> _TASK GOAL_: Locate the line that contains "Parse this screenshot: output" in the data that follows. Copy it and every subsequent line to the end, exactly, excluding pictures.

Begin ENTRIES PROVIDED

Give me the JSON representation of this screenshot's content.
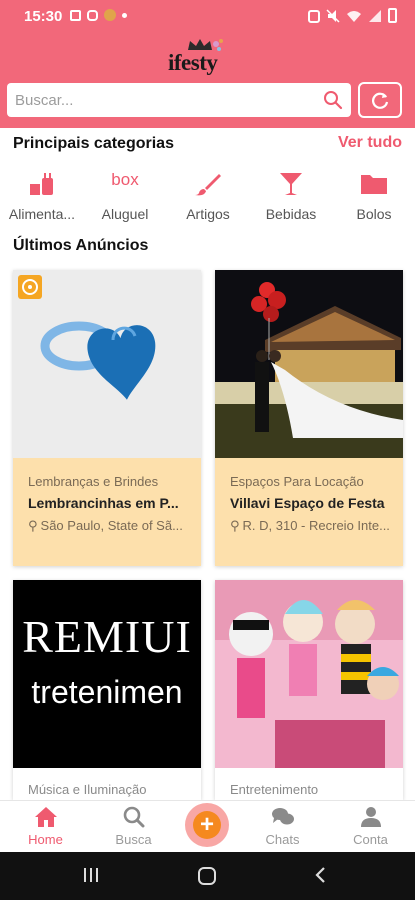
{
  "status_bar": {
    "time": "15:30"
  },
  "brand": {
    "logo_text": "ifesty"
  },
  "search": {
    "placeholder": "Buscar..."
  },
  "categories": {
    "title": "Principais categorias",
    "see_all": "Ver tudo",
    "items": [
      {
        "label": "Alimenta...",
        "icon": "food-icon"
      },
      {
        "label": "Aluguel",
        "icon": "box-icon",
        "icon_text": "box"
      },
      {
        "label": "Artigos",
        "icon": "brush-icon"
      },
      {
        "label": "Bebidas",
        "icon": "cocktail-icon"
      },
      {
        "label": "Bolos",
        "icon": "folder-icon"
      }
    ]
  },
  "listings": {
    "title": "Últimos Anúncios",
    "items": [
      {
        "category": "Lembranças e Brindes",
        "title": "Lembrancinhas em P...",
        "location": "São Paulo, State of Sã...",
        "image": "blue-heart-ring",
        "featured": true
      },
      {
        "category": "Espaços Para Locação",
        "title": "Villavi Espaço de Festa",
        "location": "R. D, 310 - Recreio Inte...",
        "image": "wedding-couple-night"
      },
      {
        "category": "Música e Iluminação",
        "image": "premium-entertainment-logo",
        "image_text_1": "REMIUI",
        "image_text_2": "tretenimen"
      },
      {
        "category": "Entretenimento",
        "image": "lol-dolls"
      }
    ]
  },
  "bottom_nav": {
    "items": [
      {
        "label": "Home",
        "icon": "home-icon",
        "active": true
      },
      {
        "label": "Busca",
        "icon": "search-icon"
      },
      {
        "label": "Chats",
        "icon": "chat-icon"
      },
      {
        "label": "Conta",
        "icon": "user-icon"
      }
    ],
    "fab_label": "+"
  },
  "colors": {
    "primary": "#f2687a",
    "accent": "#ef5a6f",
    "card_bg": "#fde0ac",
    "fab": "#f5891f"
  }
}
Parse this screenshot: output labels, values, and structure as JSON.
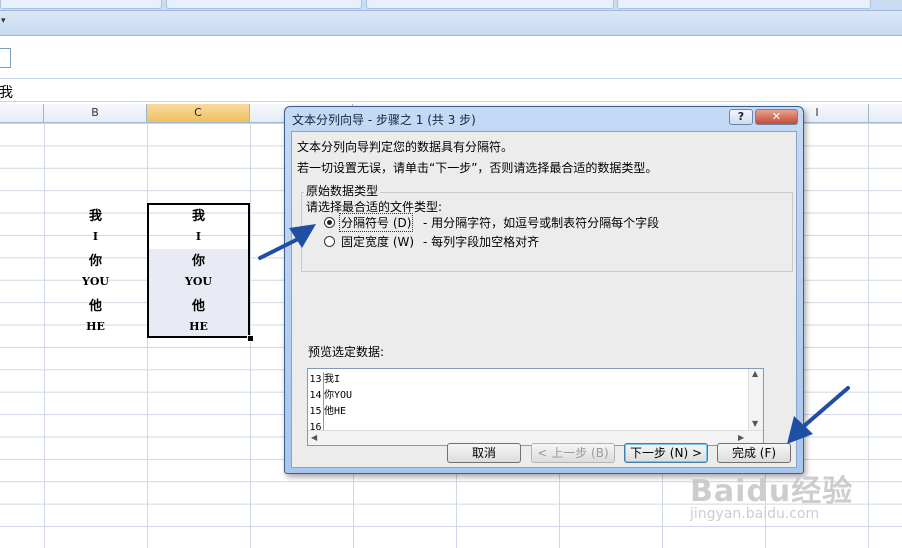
{
  "formula_bar": {
    "content": "我"
  },
  "columns": [
    {
      "label": "B",
      "selected": false
    },
    {
      "label": "C",
      "selected": true
    },
    {
      "label": "I",
      "selected": false
    }
  ],
  "cells": {
    "b1": {
      "zh": "我",
      "en": "I"
    },
    "b2": {
      "zh": "你",
      "en": "YOU"
    },
    "b3": {
      "zh": "他",
      "en": "HE"
    },
    "c1": {
      "zh": "我",
      "en": "I"
    },
    "c2": {
      "zh": "你",
      "en": "YOU"
    },
    "c3": {
      "zh": "他",
      "en": "HE"
    }
  },
  "dialog": {
    "title": "文本分列向导 - 步骤之 1 (共 3 步)",
    "help_label": "?",
    "close_label": "✕",
    "intro_line1": "文本分列向导判定您的数据具有分隔符。",
    "intro_line2": "若一切设置无误，请单击“下一步”，否则请选择最合适的数据类型。",
    "group_title": "原始数据类型",
    "prompt": "请选择最合适的文件类型:",
    "options": [
      {
        "label": "分隔符号 (D)",
        "desc": "- 用分隔字符，如逗号或制表符分隔每个字段",
        "selected": true
      },
      {
        "label": "固定宽度 (W)",
        "desc": "- 每列字段加空格对齐",
        "selected": false
      }
    ],
    "preview_label": "预览选定数据:",
    "preview_rows": [
      {
        "num": "13",
        "text": "我I"
      },
      {
        "num": "14",
        "text": "你YOU"
      },
      {
        "num": "15",
        "text": "他HE"
      },
      {
        "num": "16",
        "text": ""
      }
    ],
    "buttons": {
      "cancel": "取消",
      "back": "< 上一步 (B)",
      "next": "下一步 (N) >",
      "finish": "完成 (F)"
    }
  },
  "watermark": {
    "main": "Baidu经验",
    "sub": "jingyan.baidu.com"
  },
  "colors": {
    "selection_fill": "#e8ebf4",
    "dialog_frame": "#a9c6ec",
    "arrow": "#1f4fa3"
  }
}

End ENTRIES PROVIDED

> _CORRECT RESULT_:
Parse this screenshot: output labels, values, and structure as JSON.
{
  "formula_bar": {
    "content": "我"
  },
  "columns": [
    {
      "label": "B",
      "selected": false
    },
    {
      "label": "C",
      "selected": true
    },
    {
      "label": "I",
      "selected": false
    }
  ],
  "cells": {
    "b1": {
      "zh": "我",
      "en": "I"
    },
    "b2": {
      "zh": "你",
      "en": "YOU"
    },
    "b3": {
      "zh": "他",
      "en": "HE"
    },
    "c1": {
      "zh": "我",
      "en": "I"
    },
    "c2": {
      "zh": "你",
      "en": "YOU"
    },
    "c3": {
      "zh": "他",
      "en": "HE"
    }
  },
  "dialog": {
    "title": "文本分列向导 - 步骤之 1 (共 3 步)",
    "help_label": "?",
    "close_label": "✕",
    "intro_line1": "文本分列向导判定您的数据具有分隔符。",
    "intro_line2": "若一切设置无误，请单击“下一步”，否则请选择最合适的数据类型。",
    "group_title": "原始数据类型",
    "prompt": "请选择最合适的文件类型:",
    "options": [
      {
        "label": "分隔符号 (D)",
        "desc": "- 用分隔字符，如逗号或制表符分隔每个字段",
        "selected": true
      },
      {
        "label": "固定宽度 (W)",
        "desc": "- 每列字段加空格对齐",
        "selected": false
      }
    ],
    "preview_label": "预览选定数据:",
    "preview_rows": [
      {
        "num": "13",
        "text": "我I"
      },
      {
        "num": "14",
        "text": "你YOU"
      },
      {
        "num": "15",
        "text": "他HE"
      },
      {
        "num": "16",
        "text": ""
      }
    ],
    "buttons": {
      "cancel": "取消",
      "back": "< 上一步 (B)",
      "next": "下一步 (N) >",
      "finish": "完成 (F)"
    }
  },
  "watermark": {
    "main": "Baidu经验",
    "sub": "jingyan.baidu.com"
  },
  "colors": {
    "selection_fill": "#e8ebf4",
    "dialog_frame": "#a9c6ec",
    "arrow": "#1f4fa3"
  }
}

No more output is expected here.